Task goal – Wherever the word "dashed" turns up in a line of the entries, copy that line.

Material provided –
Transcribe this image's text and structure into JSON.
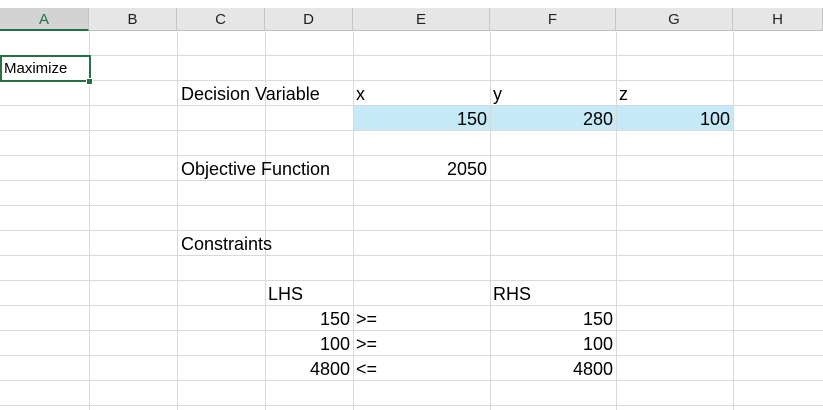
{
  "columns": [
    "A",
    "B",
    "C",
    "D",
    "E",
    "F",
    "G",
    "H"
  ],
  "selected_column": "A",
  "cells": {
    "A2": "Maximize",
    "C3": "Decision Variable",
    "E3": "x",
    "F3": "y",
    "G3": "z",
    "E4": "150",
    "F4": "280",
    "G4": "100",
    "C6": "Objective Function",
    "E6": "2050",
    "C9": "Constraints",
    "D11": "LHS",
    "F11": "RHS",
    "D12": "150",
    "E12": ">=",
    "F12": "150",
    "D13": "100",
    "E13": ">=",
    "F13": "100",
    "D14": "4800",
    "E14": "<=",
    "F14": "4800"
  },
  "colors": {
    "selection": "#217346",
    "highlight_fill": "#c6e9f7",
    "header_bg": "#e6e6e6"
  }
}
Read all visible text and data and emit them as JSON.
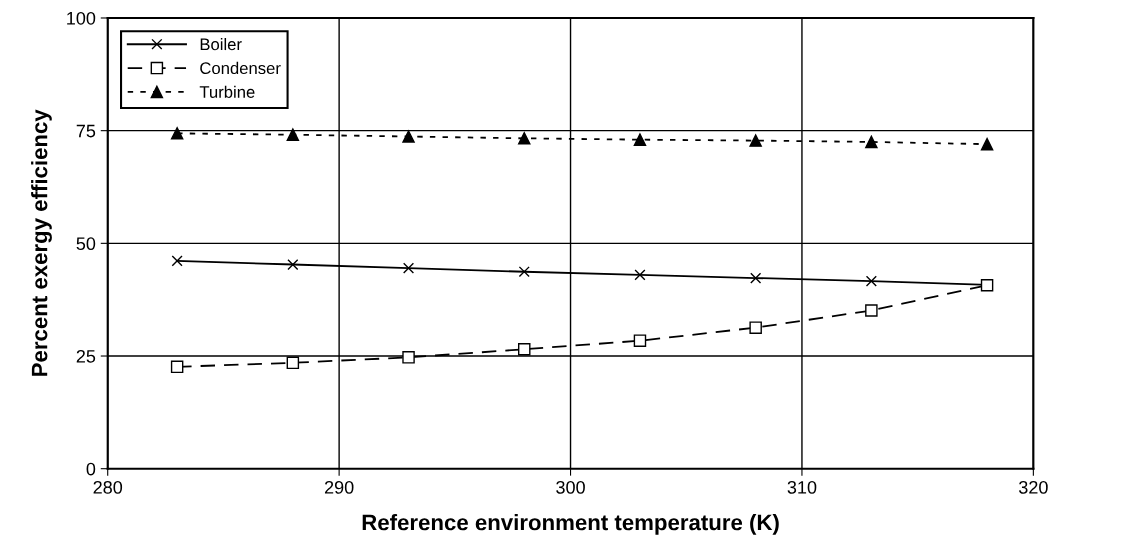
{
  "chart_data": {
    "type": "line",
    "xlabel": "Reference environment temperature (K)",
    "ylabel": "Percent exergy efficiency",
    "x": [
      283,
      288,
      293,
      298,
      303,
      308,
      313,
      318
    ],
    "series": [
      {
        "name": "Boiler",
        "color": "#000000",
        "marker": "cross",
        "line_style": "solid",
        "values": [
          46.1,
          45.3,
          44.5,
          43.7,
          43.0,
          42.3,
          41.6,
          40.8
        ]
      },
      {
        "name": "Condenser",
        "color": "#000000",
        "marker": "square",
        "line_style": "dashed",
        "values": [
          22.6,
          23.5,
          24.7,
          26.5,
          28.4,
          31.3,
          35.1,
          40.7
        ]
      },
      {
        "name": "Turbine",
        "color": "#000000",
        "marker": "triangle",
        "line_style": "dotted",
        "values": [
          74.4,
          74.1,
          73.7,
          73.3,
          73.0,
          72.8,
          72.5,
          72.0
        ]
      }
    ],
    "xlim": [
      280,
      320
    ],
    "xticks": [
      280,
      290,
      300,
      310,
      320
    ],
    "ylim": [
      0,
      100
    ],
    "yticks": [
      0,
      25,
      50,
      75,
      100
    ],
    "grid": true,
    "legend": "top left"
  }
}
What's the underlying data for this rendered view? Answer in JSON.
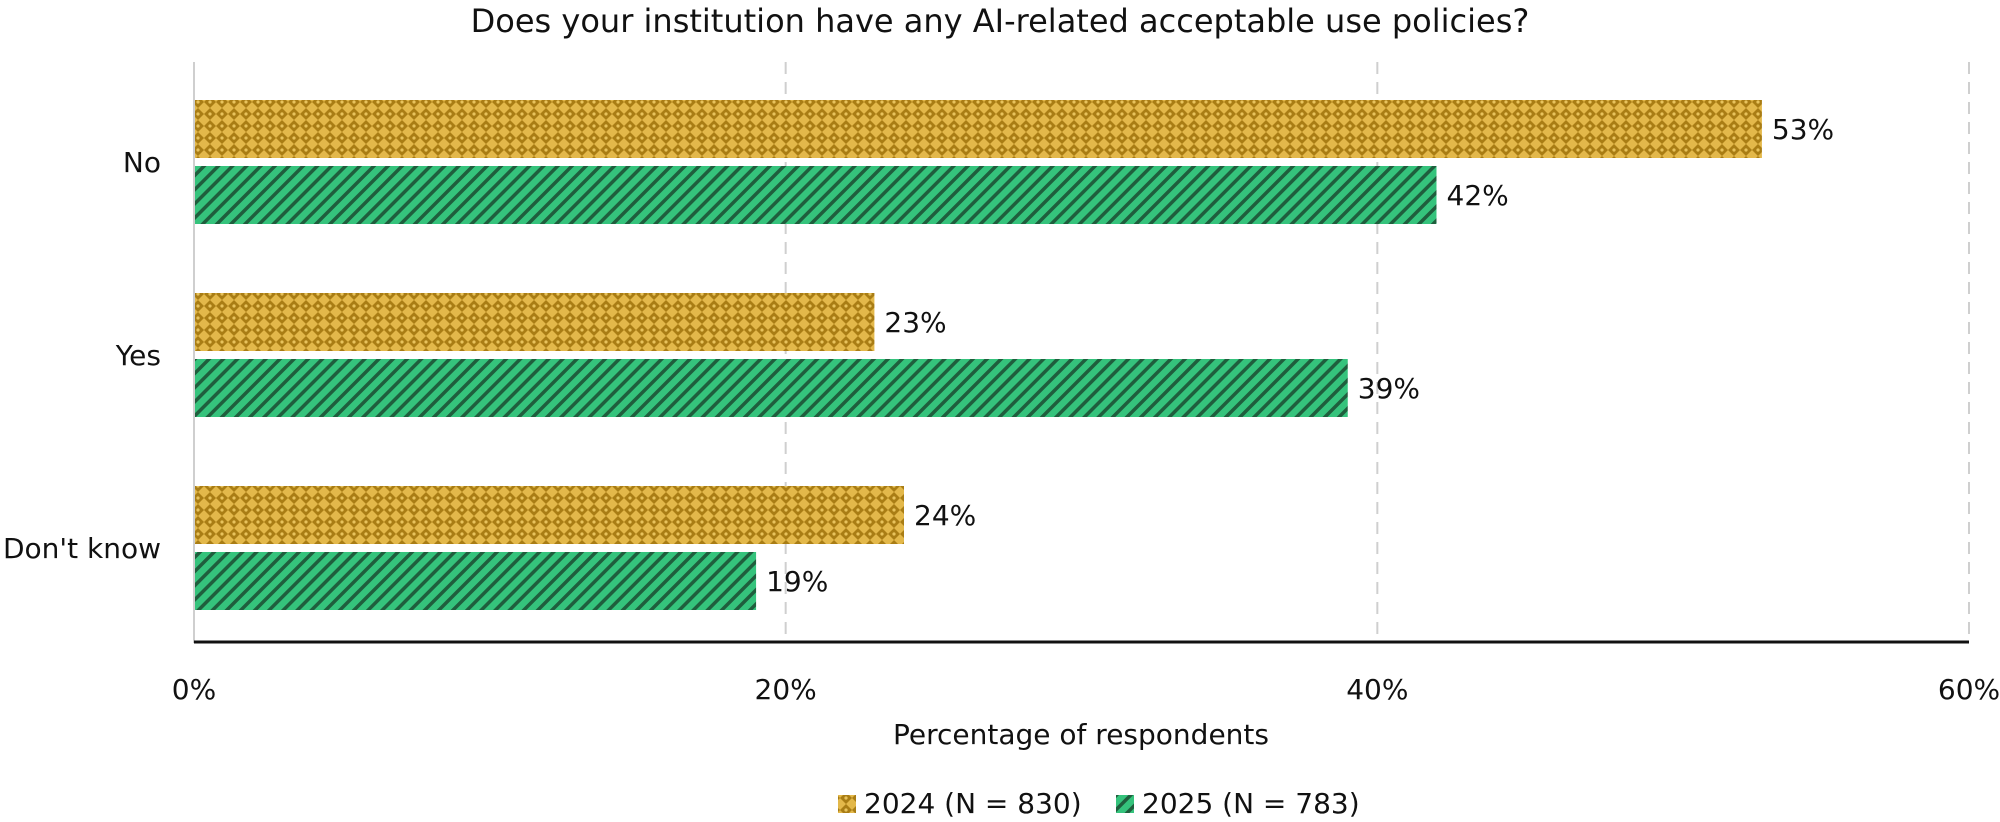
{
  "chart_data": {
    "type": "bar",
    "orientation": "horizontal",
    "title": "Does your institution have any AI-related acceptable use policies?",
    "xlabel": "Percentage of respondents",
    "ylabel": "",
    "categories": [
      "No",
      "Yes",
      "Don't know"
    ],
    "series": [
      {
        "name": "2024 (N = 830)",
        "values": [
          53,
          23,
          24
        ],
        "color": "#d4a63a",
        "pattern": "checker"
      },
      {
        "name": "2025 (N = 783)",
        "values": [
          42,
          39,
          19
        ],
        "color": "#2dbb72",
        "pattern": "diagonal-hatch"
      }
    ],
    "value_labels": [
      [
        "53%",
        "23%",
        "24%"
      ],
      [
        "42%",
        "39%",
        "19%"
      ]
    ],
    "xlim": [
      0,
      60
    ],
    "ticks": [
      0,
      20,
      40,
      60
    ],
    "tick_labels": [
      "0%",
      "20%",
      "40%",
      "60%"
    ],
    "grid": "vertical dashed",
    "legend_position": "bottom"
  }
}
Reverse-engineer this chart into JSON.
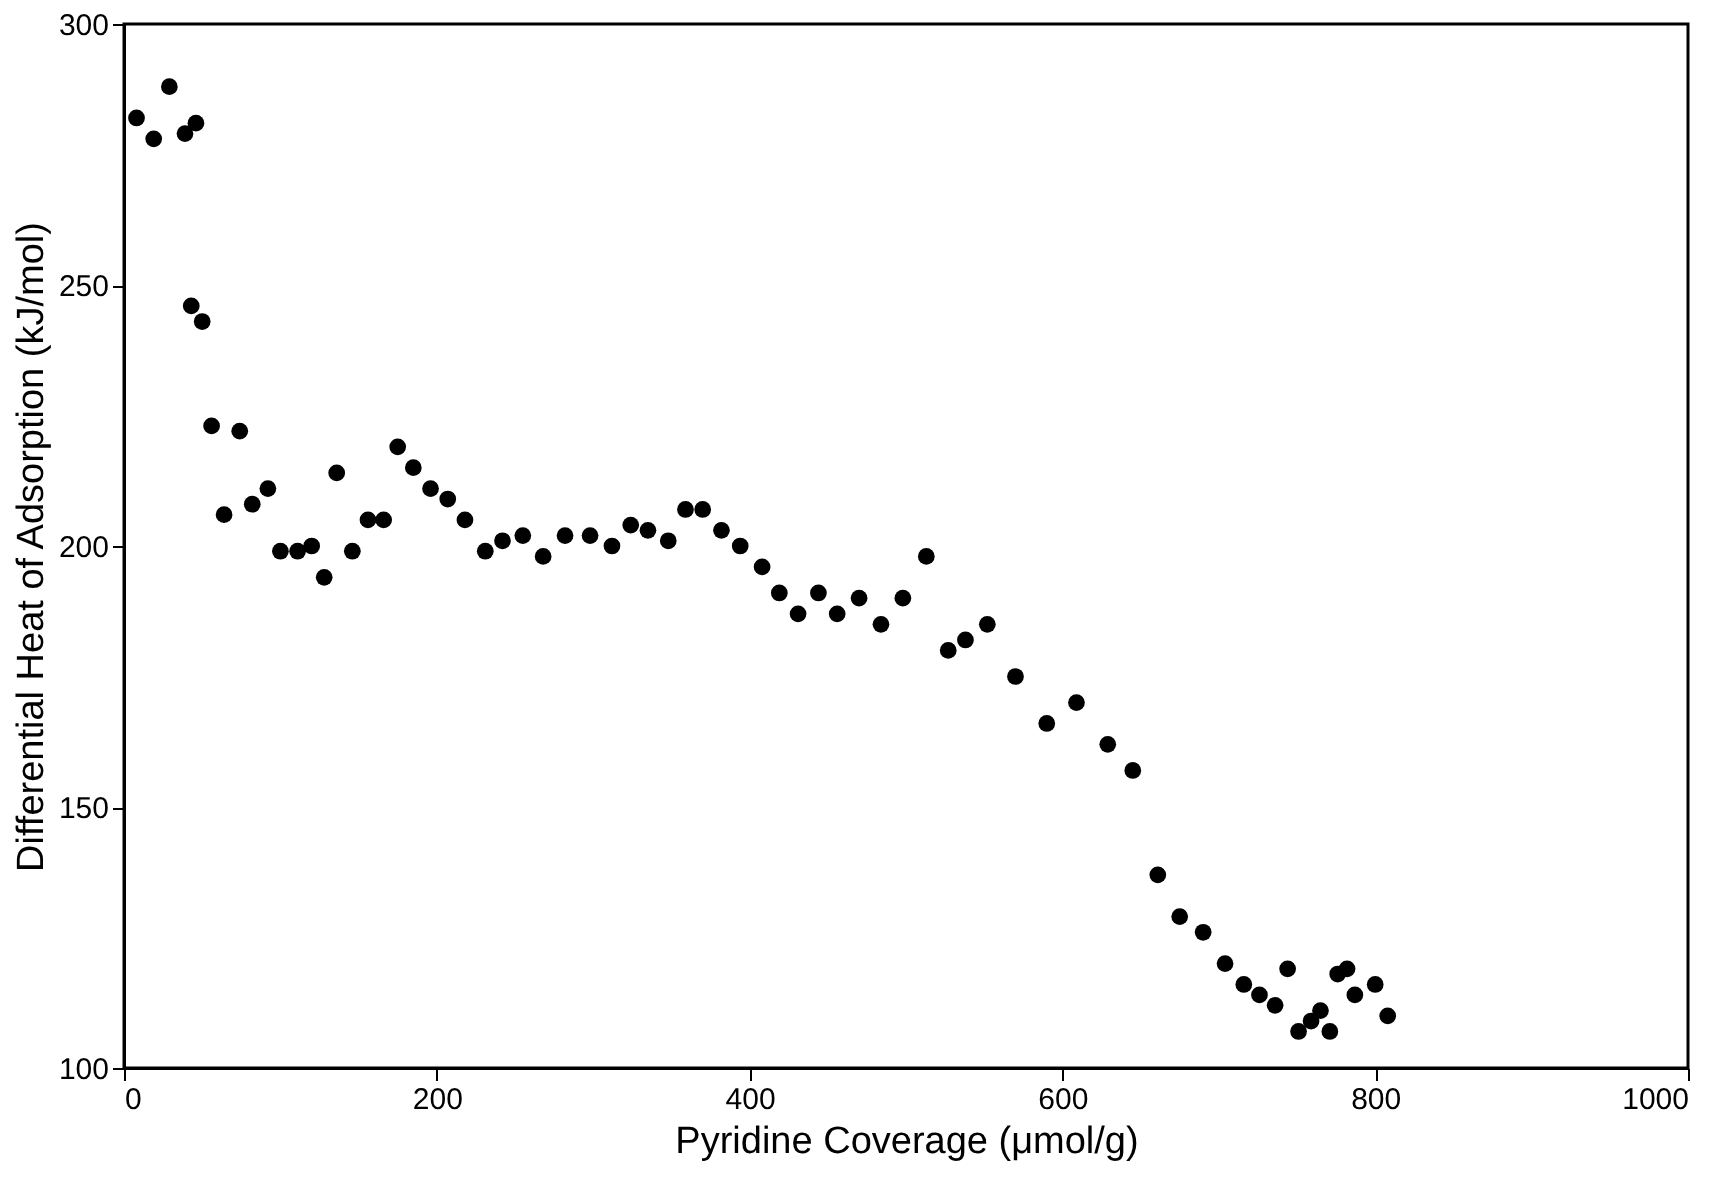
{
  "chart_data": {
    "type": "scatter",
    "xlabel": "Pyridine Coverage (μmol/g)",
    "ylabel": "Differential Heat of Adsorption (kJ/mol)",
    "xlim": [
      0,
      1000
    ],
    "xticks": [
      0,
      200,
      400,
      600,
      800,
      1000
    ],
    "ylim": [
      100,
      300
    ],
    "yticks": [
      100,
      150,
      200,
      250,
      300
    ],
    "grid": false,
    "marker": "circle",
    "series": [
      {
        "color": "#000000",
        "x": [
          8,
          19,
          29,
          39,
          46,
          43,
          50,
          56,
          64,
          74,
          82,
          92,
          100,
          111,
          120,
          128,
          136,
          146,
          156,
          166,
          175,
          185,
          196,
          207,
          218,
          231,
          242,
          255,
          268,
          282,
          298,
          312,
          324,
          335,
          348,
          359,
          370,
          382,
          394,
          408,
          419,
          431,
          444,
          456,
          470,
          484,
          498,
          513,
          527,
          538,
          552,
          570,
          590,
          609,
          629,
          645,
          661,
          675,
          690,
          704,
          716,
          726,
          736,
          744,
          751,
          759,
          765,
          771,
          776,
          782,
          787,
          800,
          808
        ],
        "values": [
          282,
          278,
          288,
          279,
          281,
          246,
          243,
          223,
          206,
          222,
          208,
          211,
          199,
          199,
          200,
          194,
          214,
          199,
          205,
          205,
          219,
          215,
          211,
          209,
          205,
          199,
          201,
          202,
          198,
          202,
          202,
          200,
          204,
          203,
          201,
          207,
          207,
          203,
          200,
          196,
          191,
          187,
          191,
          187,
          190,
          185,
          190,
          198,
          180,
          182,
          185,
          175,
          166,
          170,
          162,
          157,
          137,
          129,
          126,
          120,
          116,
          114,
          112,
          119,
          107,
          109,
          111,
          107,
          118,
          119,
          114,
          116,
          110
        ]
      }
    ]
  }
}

Answer to this task –
        "line_style": "dashed",
    "grid": "vertical dashed",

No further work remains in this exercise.